**Given problem**. Leaving out every picture, quote the data below exactly as it appears.

**Given records**.
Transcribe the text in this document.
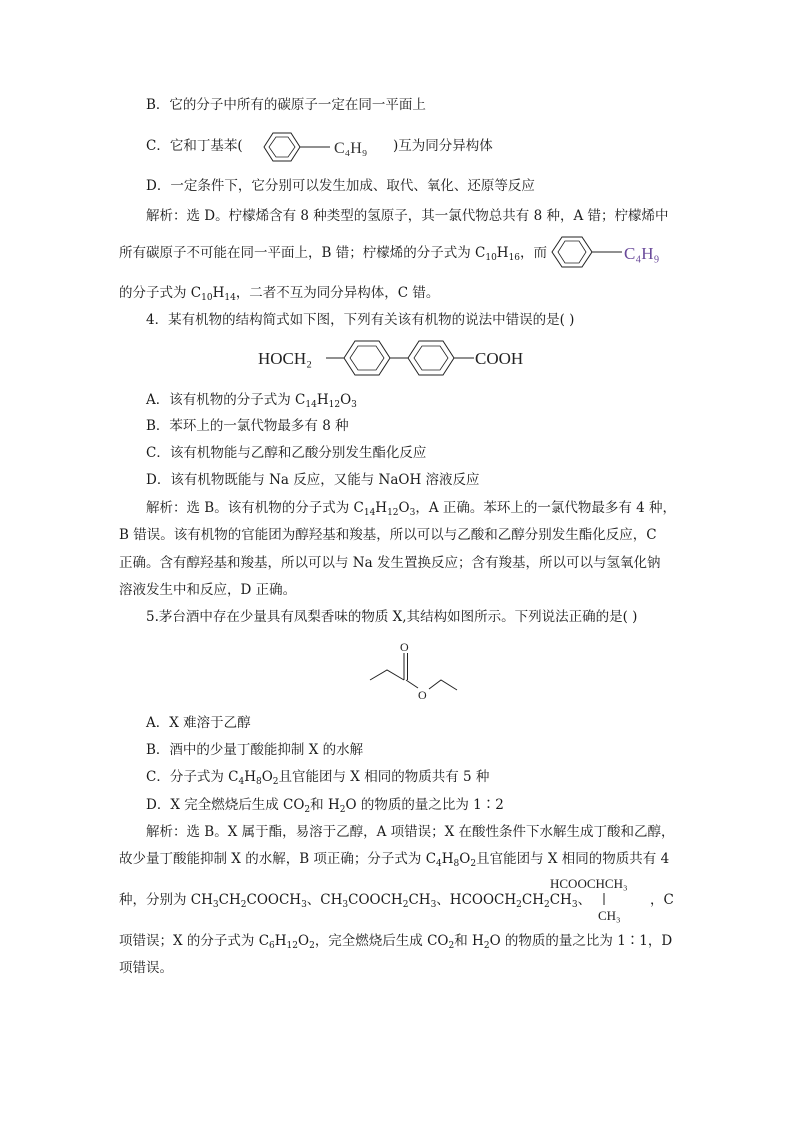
B．它的分子中所有的碳原子一定在同一平面上
C．它和丁基苯(	C₄H₉ )互为同分异构体
D．一定条件下，它分别可以发生加成、取代、氧化、还原等反应
解析：选 D。柠檬烯含有 8 种类型的氢原子，其一氯代物总共有 8 种，A 错；柠檬烯中
所有碳原子不可能在同一平面上，B 错；柠檬烯的分子式为 $C_{10}H_{16}$，而	C₄H₉
的分子式为 $C_{10}H_{14}$，二者不互为同分异构体，C 错。
4．某有机物的结构简式如下图，下列有关该有机物的说法中错误的是( )
HOCH₂	COOH
A．该有机物的分子式为 $C_{14}H_{12}O_3$
B．苯环上的一氯代物最多有 8 种
C．该有机物能与乙醇和乙酸分别发生酯化反应
D．该有机物既能与 Na 反应，又能与 NaOH 溶液反应
解析：选 B。该有机物的分子式为 $C_{14}H_{12}O_3$，A 正确。苯环上的一氯代物最多有 4 种，
B 错误。该有机物的官能团为醇羟基和羧基，所以可以与乙酸和乙醇分别发生酯化反应，C
正确。含有醇羟基和羧基，所以可以与 Na 发生置换反应；含有羧基，所以可以与氢氧化钠
溶液发生中和反应，D 正确。
5.茅台酒中存在少量具有凤梨香味的物质 X,其结构如图所示。下列说法正确的是( )
O
O
A．X 难溶于乙醇
B．酒中的少量丁酸能抑制 X 的水解
C．分子式为 $C_4H_8O_2$且官能团与 X 相同的物质共有 5 种
D．X 完全燃烧后生成 $CO_2$和 $H_2O$ 的物质的量之比为 1∶2
解析：选 B。X 属于酯，易溶于乙醇，A 项错误；X 在酸性条件下水解生成丁酸和乙醇，
故少量丁酸能抑制 X 的水解，B 项正确；分子式为 $C_4H_8O_2$且官能团与 X 相同的物质共有 4
种，分别为 $CH_3CH_2COOCH_3$、$CH_3COOCH_2CH_3$、$HCOOCH_2CH_2CH_3$、
HCOOCHCH₃
CH₃
，C
项错误；X 的分子式为 $C_6H_{12}O_2$，完全燃烧后生成 $CO_2$和 $H_2O$ 的物质的量之比为 1∶1，D
项错误。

**Solution to the exercise**.
Transcribe the text in this document.
B．它的分子中所有的碳原子一定在同一平面上
C．它和丁基苯(	C₄H₉ )互为同分异构体
D．一定条件下，它分别可以发生加成、取代、氧化、还原等反应
解析：选 D。柠檬烯含有 8 种类型的氢原子，其一氯代物总共有 8 种，A 错；柠檬烯中
所有碳原子不可能在同一平面上，B 错；柠檬烯的分子式为 $C_{10}H_{16}$，而	C₄H₉
的分子式为 $C_{10}H_{14}$，二者不互为同分异构体，C 错。
4．某有机物的结构简式如下图，下列有关该有机物的说法中错误的是( )
HOCH₂	COOH
A．该有机物的分子式为 $C_{14}H_{12}O_3$
B．苯环上的一氯代物最多有 8 种
C．该有机物能与乙醇和乙酸分别发生酯化反应
D．该有机物既能与 Na 反应，又能与 NaOH 溶液反应
解析：选 B。该有机物的分子式为 $C_{14}H_{12}O_3$，A 正确。苯环上的一氯代物最多有 4 种，
B 错误。该有机物的官能团为醇羟基和羧基，所以可以与乙酸和乙醇分别发生酯化反应，C
正确。含有醇羟基和羧基，所以可以与 Na 发生置换反应；含有羧基，所以可以与氢氧化钠
溶液发生中和反应，D 正确。
5.茅台酒中存在少量具有凤梨香味的物质 X,其结构如图所示。下列说法正确的是( )
O
O
A．X 难溶于乙醇
B．酒中的少量丁酸能抑制 X 的水解
C．分子式为 $C_4H_8O_2$且官能团与 X 相同的物质共有 5 种
D．X 完全燃烧后生成 $CO_2$和 $H_2O$ 的物质的量之比为 1∶2
解析：选 B。X 属于酯，易溶于乙醇，A 项错误；X 在酸性条件下水解生成丁酸和乙醇，
故少量丁酸能抑制 X 的水解，B 项正确；分子式为 $C_4H_8O_2$且官能团与 X 相同的物质共有 4
种，分别为 $CH_3CH_2COOCH_3$、$CH_3COOCH_2CH_3$、$HCOOCH_2CH_2CH_3$、
HCOOCHCH₃
CH₃
，C
项错误；X 的分子式为 $C_6H_{12}O_2$，完全燃烧后生成 $CO_2$和 $H_2O$ 的物质的量之比为 1∶1，D
项错误。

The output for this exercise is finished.